[Saved data entries]
※

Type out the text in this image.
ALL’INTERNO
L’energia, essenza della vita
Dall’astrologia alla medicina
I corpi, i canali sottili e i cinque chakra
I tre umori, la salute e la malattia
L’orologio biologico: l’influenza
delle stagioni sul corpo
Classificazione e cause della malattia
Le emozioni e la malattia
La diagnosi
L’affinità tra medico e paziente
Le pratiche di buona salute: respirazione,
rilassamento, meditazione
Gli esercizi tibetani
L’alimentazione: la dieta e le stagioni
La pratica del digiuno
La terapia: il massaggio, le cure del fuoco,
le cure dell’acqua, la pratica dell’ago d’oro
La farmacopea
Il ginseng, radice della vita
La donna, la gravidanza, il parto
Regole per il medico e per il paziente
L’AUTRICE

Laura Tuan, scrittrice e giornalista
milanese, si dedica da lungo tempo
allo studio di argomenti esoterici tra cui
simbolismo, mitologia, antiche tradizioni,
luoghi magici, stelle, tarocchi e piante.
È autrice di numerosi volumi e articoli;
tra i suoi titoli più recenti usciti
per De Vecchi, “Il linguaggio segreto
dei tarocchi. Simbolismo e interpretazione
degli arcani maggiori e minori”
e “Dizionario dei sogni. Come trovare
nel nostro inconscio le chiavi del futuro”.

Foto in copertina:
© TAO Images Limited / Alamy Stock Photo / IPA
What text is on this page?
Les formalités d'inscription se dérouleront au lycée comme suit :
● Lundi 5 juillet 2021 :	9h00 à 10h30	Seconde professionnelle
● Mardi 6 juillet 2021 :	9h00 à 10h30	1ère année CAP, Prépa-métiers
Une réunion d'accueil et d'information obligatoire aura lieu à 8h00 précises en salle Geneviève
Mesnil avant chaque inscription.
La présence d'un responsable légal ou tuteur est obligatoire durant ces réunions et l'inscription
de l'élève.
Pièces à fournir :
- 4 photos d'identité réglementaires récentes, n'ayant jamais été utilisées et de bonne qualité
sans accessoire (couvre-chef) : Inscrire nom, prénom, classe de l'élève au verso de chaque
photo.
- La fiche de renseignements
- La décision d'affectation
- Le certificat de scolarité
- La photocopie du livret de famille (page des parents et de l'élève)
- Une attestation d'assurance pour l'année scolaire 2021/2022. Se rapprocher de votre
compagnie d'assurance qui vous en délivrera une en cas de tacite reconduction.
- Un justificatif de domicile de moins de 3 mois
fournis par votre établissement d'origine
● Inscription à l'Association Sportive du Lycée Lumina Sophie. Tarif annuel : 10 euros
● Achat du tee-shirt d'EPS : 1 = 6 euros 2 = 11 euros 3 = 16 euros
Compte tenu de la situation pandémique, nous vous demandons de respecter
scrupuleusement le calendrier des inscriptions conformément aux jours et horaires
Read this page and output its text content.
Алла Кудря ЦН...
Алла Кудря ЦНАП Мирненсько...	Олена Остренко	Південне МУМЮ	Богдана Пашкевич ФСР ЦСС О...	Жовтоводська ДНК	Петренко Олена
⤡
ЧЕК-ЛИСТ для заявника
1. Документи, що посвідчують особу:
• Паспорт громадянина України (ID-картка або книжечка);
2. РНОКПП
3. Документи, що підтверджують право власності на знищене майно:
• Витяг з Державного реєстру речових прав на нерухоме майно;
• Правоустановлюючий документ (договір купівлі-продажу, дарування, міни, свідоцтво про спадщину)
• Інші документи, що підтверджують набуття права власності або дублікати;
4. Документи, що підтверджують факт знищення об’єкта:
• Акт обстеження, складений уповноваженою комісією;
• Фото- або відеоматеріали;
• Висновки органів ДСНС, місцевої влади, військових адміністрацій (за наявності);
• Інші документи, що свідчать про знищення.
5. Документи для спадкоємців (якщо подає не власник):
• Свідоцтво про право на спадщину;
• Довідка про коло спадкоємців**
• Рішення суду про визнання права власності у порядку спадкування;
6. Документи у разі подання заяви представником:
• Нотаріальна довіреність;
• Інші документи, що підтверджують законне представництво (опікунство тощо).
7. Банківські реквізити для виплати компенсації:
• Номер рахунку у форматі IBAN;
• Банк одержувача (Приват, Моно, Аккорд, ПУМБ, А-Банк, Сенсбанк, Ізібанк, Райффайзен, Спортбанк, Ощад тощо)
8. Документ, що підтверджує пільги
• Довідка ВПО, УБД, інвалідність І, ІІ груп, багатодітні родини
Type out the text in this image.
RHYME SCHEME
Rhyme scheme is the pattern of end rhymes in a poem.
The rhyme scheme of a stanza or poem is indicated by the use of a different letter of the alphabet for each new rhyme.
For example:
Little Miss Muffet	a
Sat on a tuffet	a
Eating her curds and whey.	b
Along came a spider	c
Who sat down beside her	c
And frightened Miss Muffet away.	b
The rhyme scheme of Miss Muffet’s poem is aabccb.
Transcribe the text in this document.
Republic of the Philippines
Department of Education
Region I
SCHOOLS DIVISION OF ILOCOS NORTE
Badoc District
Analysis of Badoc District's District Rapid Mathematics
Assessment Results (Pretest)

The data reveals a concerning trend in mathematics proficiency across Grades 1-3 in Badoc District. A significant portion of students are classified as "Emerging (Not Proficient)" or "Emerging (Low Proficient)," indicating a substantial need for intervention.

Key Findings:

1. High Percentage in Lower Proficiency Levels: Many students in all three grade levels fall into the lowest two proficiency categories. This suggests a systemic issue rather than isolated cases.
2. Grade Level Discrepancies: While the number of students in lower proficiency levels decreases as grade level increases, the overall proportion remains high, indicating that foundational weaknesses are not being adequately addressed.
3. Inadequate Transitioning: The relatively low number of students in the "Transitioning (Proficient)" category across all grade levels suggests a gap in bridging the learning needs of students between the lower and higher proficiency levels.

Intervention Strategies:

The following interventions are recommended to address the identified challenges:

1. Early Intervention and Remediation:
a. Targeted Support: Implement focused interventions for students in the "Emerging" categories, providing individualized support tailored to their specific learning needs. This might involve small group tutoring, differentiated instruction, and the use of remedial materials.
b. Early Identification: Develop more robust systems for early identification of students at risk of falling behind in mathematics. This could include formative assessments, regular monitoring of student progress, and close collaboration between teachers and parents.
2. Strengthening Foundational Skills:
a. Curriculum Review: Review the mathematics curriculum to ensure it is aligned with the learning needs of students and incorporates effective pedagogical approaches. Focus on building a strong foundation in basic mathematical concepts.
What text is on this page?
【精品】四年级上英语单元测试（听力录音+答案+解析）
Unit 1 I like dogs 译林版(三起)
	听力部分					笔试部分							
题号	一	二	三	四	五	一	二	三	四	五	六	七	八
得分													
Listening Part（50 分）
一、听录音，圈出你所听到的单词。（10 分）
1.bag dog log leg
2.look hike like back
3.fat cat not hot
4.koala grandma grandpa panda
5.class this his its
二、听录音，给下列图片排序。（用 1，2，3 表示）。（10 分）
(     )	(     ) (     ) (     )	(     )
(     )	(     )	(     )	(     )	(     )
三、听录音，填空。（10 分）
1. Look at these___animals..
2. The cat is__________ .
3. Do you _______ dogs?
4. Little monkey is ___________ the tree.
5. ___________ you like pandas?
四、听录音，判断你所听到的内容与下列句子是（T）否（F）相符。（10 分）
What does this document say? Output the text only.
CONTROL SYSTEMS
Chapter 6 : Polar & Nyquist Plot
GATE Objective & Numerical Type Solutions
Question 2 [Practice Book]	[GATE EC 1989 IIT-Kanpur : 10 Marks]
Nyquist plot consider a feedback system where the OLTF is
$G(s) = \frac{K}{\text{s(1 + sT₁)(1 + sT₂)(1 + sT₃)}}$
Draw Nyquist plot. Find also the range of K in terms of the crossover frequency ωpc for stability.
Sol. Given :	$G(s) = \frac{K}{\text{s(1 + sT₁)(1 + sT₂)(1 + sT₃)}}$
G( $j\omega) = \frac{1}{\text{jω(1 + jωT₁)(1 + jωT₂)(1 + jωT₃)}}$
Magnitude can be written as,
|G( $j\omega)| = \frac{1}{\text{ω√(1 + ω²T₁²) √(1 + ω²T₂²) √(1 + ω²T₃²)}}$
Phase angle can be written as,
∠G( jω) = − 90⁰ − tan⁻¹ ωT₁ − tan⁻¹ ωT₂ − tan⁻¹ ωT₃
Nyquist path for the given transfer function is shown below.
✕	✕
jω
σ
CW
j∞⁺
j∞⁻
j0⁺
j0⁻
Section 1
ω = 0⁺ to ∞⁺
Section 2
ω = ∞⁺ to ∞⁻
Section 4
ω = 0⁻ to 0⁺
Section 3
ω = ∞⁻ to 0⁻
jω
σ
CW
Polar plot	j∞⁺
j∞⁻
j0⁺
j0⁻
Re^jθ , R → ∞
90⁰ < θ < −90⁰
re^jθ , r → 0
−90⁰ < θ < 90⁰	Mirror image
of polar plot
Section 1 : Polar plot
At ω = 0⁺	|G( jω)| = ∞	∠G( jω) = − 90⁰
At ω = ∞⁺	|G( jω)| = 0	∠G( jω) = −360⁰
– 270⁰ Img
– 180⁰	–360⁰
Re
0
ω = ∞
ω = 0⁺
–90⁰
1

※

| Task to complete |
Beginning at the line that contains "What does this", retype each line of the listing up to and including the last one, exactly as it stands, and nothing else.

| Finished exercise |
What does this document say? Output the text only.
CONTROL SYSTEMS
Chapter 6 : Polar & Nyquist Plot
GATE Objective & Numerical Type Solutions
Question 2 [Practice Book]	[GATE EC 1989 IIT-Kanpur : 10 Marks]
Nyquist plot consider a feedback system where the OLTF is
$G(s) = \frac{K}{\text{s(1 + sT₁)(1 + sT₂)(1 + sT₃)}}$
Draw Nyquist plot. Find also the range of K in terms of the crossover frequency ωpc for stability.
Sol. Given :	$G(s) = \frac{K}{\text{s(1 + sT₁)(1 + sT₂)(1 + sT₃)}}$
G( $j\omega) = \frac{1}{\text{jω(1 + jωT₁)(1 + jωT₂)(1 + jωT₃)}}$
Magnitude can be written as,
|G( $j\omega)| = \frac{1}{\text{ω√(1 + ω²T₁²) √(1 + ω²T₂²) √(1 + ω²T₃²)}}$
Phase angle can be written as,
∠G( jω) = − 90⁰ − tan⁻¹ ωT₁ − tan⁻¹ ωT₂ − tan⁻¹ ωT₃
Nyquist path for the given transfer function is shown below.
✕	✕
jω
σ
CW
j∞⁺
j∞⁻
j0⁺
j0⁻
Section 1
ω = 0⁺ to ∞⁺
Section 2
ω = ∞⁺ to ∞⁻
Section 4
ω = 0⁻ to 0⁺
Section 3
ω = ∞⁻ to 0⁻
jω
σ
CW
Polar plot	j∞⁺
j∞⁻
j0⁺
j0⁻
Re^jθ , R → ∞
90⁰ < θ < −90⁰
re^jθ , r → 0
−90⁰ < θ < 90⁰	Mirror image
of polar plot
Section 1 : Polar plot
At ω = 0⁺	|G( jω)| = ∞	∠G( jω) = − 90⁰
At ω = ∞⁺	|G( jω)| = 0	∠G( jω) = −360⁰
– 270⁰ Img
– 180⁰	–360⁰
Re
0
ω = ∞
ω = 0⁺
–90⁰
1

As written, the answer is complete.